### The problem
Each line that contains the string "type" counts once; report how many such lines appear in the data, as a number only.

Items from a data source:
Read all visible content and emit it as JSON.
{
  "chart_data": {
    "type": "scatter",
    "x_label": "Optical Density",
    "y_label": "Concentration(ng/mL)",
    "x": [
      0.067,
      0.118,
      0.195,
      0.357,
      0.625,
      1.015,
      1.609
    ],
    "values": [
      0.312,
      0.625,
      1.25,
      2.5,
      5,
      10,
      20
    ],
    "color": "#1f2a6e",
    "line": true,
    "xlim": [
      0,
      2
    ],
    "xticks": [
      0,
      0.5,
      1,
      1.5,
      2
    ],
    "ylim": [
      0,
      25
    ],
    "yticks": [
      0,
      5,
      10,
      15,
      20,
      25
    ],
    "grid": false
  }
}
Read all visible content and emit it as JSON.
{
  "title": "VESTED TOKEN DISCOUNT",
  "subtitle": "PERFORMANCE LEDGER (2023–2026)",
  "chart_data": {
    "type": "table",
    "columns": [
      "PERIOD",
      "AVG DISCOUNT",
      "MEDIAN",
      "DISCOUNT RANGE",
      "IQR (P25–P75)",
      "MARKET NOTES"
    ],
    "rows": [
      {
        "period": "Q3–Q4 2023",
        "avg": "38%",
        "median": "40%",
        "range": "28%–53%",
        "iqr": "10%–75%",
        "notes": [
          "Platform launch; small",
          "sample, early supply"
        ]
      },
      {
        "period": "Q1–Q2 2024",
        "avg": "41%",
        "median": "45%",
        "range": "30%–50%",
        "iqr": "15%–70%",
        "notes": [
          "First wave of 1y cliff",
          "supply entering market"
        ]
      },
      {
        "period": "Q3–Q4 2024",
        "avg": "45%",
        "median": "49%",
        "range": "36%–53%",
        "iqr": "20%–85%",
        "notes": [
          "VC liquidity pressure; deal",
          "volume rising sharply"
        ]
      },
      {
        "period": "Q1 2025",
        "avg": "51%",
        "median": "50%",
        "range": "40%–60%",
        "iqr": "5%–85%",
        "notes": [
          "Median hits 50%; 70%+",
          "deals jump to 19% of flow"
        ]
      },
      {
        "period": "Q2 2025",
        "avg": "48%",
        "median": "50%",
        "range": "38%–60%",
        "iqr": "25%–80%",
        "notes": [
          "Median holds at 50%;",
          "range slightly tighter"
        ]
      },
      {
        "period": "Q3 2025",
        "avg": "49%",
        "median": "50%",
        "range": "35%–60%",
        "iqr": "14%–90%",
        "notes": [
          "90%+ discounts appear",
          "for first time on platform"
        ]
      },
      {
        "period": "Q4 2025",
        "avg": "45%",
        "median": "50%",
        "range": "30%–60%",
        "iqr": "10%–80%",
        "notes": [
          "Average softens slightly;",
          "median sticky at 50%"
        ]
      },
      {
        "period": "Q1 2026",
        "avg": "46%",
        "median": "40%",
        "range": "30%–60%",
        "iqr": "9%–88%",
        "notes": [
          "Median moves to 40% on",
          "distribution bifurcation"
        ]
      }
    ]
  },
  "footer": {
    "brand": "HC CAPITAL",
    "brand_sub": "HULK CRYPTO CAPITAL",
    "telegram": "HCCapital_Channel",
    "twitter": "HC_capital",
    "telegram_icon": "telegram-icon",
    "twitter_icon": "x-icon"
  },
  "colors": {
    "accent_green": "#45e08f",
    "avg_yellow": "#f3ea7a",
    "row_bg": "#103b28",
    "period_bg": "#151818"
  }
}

...

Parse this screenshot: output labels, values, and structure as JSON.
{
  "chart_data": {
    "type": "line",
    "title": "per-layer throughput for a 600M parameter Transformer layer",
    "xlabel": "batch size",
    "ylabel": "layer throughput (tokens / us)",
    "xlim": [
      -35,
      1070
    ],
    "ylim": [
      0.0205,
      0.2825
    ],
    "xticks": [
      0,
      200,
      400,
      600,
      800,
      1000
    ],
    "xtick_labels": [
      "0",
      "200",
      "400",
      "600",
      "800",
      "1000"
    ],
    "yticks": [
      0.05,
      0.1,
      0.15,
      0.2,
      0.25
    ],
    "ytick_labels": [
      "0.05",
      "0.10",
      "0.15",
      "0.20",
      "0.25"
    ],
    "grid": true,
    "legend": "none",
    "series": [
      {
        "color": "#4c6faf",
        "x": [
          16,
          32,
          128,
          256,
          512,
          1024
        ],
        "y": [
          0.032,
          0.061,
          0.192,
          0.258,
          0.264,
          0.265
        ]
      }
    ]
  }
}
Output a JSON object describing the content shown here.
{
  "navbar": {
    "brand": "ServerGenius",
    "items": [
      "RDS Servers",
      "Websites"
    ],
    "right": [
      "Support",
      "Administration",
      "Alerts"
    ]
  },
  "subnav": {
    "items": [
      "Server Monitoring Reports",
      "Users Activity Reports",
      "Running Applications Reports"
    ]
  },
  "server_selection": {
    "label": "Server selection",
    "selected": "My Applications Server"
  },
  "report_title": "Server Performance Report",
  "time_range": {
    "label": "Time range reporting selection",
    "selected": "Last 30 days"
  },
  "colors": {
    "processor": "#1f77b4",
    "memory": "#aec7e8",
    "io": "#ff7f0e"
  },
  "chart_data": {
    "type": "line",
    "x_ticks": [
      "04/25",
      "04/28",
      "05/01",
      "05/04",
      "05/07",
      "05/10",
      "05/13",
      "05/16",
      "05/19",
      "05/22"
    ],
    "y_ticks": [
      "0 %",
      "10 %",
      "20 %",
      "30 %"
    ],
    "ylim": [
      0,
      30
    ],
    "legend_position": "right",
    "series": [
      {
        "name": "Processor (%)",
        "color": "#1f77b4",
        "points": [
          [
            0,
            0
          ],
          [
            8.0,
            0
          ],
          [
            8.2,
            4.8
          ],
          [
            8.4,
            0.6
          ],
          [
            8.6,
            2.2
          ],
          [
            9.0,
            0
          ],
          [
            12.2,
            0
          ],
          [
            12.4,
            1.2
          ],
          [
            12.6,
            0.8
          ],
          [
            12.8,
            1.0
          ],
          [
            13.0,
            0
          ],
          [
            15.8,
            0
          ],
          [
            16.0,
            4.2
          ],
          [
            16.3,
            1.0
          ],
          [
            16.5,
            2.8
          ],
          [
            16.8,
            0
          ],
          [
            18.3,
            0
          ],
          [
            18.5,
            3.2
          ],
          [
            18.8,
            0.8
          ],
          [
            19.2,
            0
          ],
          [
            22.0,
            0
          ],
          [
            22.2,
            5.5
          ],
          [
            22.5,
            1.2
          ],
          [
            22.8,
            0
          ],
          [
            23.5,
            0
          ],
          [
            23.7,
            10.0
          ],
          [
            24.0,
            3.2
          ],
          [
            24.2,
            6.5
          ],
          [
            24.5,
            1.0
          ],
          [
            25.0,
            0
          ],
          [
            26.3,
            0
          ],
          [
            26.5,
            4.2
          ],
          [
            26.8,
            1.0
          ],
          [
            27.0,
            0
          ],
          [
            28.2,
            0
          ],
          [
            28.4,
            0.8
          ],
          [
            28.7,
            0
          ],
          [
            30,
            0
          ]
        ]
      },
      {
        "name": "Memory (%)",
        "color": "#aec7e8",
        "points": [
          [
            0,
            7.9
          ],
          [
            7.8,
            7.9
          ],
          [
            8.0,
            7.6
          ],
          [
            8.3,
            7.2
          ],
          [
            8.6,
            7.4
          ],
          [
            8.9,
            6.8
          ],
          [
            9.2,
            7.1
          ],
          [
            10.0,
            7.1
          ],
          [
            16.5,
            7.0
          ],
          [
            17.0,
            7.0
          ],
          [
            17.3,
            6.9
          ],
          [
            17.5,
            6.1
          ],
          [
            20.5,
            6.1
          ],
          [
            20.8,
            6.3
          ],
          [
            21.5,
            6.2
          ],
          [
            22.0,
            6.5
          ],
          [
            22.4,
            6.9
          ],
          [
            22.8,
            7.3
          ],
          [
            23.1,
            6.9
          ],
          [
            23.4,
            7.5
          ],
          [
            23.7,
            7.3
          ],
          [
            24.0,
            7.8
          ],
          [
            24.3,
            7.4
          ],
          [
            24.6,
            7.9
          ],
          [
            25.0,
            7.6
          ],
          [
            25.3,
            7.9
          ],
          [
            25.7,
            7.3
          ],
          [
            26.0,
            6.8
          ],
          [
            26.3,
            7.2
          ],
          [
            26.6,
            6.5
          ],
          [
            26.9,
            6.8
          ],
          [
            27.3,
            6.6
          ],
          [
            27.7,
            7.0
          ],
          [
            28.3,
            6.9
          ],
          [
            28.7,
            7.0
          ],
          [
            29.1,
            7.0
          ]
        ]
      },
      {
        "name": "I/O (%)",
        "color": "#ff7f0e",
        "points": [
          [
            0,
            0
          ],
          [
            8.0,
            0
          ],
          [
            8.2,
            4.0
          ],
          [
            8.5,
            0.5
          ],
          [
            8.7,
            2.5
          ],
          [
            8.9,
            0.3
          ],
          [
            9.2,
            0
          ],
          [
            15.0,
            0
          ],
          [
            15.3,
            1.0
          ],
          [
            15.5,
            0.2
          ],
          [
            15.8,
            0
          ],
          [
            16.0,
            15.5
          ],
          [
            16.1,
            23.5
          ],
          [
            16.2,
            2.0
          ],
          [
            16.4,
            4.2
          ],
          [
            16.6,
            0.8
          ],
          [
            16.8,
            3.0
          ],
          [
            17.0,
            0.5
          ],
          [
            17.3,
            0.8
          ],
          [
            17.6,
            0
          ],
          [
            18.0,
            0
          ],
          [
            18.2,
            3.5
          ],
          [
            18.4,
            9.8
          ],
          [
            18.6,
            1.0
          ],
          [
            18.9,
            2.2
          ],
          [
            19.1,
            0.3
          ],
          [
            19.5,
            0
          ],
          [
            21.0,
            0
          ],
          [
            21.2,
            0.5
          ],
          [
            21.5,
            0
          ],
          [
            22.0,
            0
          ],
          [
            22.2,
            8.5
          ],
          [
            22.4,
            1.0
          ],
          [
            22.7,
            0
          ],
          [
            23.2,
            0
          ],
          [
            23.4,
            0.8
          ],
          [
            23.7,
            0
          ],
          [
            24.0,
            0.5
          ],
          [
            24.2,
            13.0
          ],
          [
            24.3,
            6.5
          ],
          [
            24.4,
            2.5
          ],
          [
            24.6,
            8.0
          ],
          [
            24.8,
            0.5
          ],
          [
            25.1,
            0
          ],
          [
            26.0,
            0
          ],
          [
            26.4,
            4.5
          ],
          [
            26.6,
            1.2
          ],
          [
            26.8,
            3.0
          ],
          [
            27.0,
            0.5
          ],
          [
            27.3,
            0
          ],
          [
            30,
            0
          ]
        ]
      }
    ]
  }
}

### Result of the exercise
4